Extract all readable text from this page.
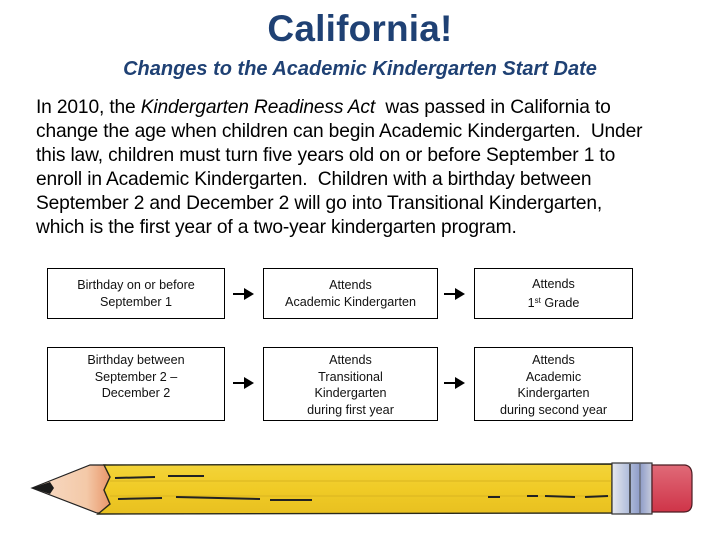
California!
Changes to the Academic Kindergarten Start Date

In 2010, the Kindergarten Readiness Act  was passed in California to

change the age when children can begin Academic Kindergarten.  Under

this law, children must turn five years old on or before September 1 to

enroll in Academic Kindergarten.  Children with a birthday between

September 2 and December 2 will go into Transitional Kindergarten,

which is the first year of a two-year kindergarten program.

Birthday on or before
September 1
Attends
Academic Kindergarten
Attends
1st Grade
Birthday between
September 2 –
December 2
Attends
Transitional
Kindergarten
during first year
Attends
Academic
Kindergarten
during second year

## SET PROBLEM
Omit the pictures and output all of the other material exactly.

## RESPONSE TO THIS TASK
Extract all readable text from this page.
California!
Changes to the Academic Kindergarten Start Date

In 2010, the Kindergarten Readiness Act  was passed in California to

change the age when children can begin Academic Kindergarten.  Under

this law, children must turn five years old on or before September 1 to

enroll in Academic Kindergarten.  Children with a birthday between

September 2 and December 2 will go into Transitional Kindergarten,

which is the first year of a two-year kindergarten program.

Birthday on or before
September 1
Attends
Academic Kindergarten
Attends
1st Grade
Birthday between
September 2 –
December 2
Attends
Transitional
Kindergarten
during first year
Attends
Academic
Kindergarten
during second year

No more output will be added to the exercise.